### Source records
☆ ☆ ☆ ☆ ☆

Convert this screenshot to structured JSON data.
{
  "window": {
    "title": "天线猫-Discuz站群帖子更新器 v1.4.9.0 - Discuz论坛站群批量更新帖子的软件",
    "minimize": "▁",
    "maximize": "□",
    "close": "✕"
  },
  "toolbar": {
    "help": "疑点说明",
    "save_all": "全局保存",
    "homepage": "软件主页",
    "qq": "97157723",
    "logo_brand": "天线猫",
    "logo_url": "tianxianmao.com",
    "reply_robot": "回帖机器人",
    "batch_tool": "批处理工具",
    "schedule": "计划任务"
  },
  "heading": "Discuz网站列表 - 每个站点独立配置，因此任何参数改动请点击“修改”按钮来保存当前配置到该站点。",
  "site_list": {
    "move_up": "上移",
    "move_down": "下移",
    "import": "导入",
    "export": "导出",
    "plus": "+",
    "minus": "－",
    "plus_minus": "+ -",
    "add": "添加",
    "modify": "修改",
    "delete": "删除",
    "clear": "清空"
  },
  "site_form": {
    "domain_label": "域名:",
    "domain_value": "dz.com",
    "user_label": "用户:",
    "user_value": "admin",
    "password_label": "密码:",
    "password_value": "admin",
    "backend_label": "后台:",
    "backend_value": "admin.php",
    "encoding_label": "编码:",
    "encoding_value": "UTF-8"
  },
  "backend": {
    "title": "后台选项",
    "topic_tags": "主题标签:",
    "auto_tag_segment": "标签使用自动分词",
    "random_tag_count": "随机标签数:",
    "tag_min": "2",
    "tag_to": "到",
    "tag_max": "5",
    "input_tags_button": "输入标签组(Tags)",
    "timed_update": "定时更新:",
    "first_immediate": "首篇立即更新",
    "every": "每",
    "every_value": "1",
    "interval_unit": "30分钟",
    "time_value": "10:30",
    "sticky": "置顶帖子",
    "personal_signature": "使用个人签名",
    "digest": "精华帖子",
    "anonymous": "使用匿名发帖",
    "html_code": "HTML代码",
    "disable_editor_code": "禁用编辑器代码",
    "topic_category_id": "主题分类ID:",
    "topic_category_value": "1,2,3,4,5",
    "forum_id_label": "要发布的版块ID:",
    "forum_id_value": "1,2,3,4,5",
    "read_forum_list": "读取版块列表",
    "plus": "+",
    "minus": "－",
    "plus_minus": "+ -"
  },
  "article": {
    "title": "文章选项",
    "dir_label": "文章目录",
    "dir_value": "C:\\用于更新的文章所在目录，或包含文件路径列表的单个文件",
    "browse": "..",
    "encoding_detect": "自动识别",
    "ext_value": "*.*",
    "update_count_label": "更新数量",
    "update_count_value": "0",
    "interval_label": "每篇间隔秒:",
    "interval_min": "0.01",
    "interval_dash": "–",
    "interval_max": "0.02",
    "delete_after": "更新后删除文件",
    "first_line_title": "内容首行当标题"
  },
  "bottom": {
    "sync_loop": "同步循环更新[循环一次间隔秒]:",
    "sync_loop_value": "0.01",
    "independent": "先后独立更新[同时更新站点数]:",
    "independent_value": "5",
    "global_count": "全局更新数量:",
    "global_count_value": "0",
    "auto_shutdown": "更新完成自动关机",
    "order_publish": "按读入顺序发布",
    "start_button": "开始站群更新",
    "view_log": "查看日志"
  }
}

☆ ☆ ☆ ☆ ☆

### What this task involves
Extract all of the data shown above and repeat it verbatim.

### Reply
Convert this screenshot to structured JSON data.
{
  "window": {
    "title": "天线猫-Discuz站群帖子更新器 v1.4.9.0 - Discuz论坛站群批量更新帖子的软件",
    "minimize": "▁",
    "maximize": "□",
    "close": "✕"
  },
  "toolbar": {
    "help": "疑点说明",
    "save_all": "全局保存",
    "homepage": "软件主页",
    "qq": "97157723",
    "logo_brand": "天线猫",
    "logo_url": "tianxianmao.com",
    "reply_robot": "回帖机器人",
    "batch_tool": "批处理工具",
    "schedule": "计划任务"
  },
  "heading": "Discuz网站列表 - 每个站点独立配置，因此任何参数改动请点击“修改”按钮来保存当前配置到该站点。",
  "site_list": {
    "move_up": "上移",
    "move_down": "下移",
    "import": "导入",
    "export": "导出",
    "plus": "+",
    "minus": "－",
    "plus_minus": "+ -",
    "add": "添加",
    "modify": "修改",
    "delete": "删除",
    "clear": "清空"
  },
  "site_form": {
    "domain_label": "域名:",
    "domain_value": "dz.com",
    "user_label": "用户:",
    "user_value": "admin",
    "password_label": "密码:",
    "password_value": "admin",
    "backend_label": "后台:",
    "backend_value": "admin.php",
    "encoding_label": "编码:",
    "encoding_value": "UTF-8"
  },
  "backend": {
    "title": "后台选项",
    "topic_tags": "主题标签:",
    "auto_tag_segment": "标签使用自动分词",
    "random_tag_count": "随机标签数:",
    "tag_min": "2",
    "tag_to": "到",
    "tag_max": "5",
    "input_tags_button": "输入标签组(Tags)",
    "timed_update": "定时更新:",
    "first_immediate": "首篇立即更新",
    "every": "每",
    "every_value": "1",
    "interval_unit": "30分钟",
    "time_value": "10:30",
    "sticky": "置顶帖子",
    "personal_signature": "使用个人签名",
    "digest": "精华帖子",
    "anonymous": "使用匿名发帖",
    "html_code": "HTML代码",
    "disable_editor_code": "禁用编辑器代码",
    "topic_category_id": "主题分类ID:",
    "topic_category_value": "1,2,3,4,5",
    "forum_id_label": "要发布的版块ID:",
    "forum_id_value": "1,2,3,4,5",
    "read_forum_list": "读取版块列表",
    "plus": "+",
    "minus": "－",
    "plus_minus": "+ -"
  },
  "article": {
    "title": "文章选项",
    "dir_label": "文章目录",
    "dir_value": "C:\\用于更新的文章所在目录，或包含文件路径列表的单个文件",
    "browse": "..",
    "encoding_detect": "自动识别",
    "ext_value": "*.*",
    "update_count_label": "更新数量",
    "update_count_value": "0",
    "interval_label": "每篇间隔秒:",
    "interval_min": "0.01",
    "interval_dash": "–",
    "interval_max": "0.02",
    "delete_after": "更新后删除文件",
    "first_line_title": "内容首行当标题"
  },
  "bottom": {
    "sync_loop": "同步循环更新[循环一次间隔秒]:",
    "sync_loop_value": "0.01",
    "independent": "先后独立更新[同时更新站点数]:",
    "independent_value": "5",
    "global_count": "全局更新数量:",
    "global_count_value": "0",
    "auto_shutdown": "更新完成自动关机",
    "order_publish": "按读入顺序发布",
    "start_button": "开始站群更新",
    "view_log": "查看日志"
  }
}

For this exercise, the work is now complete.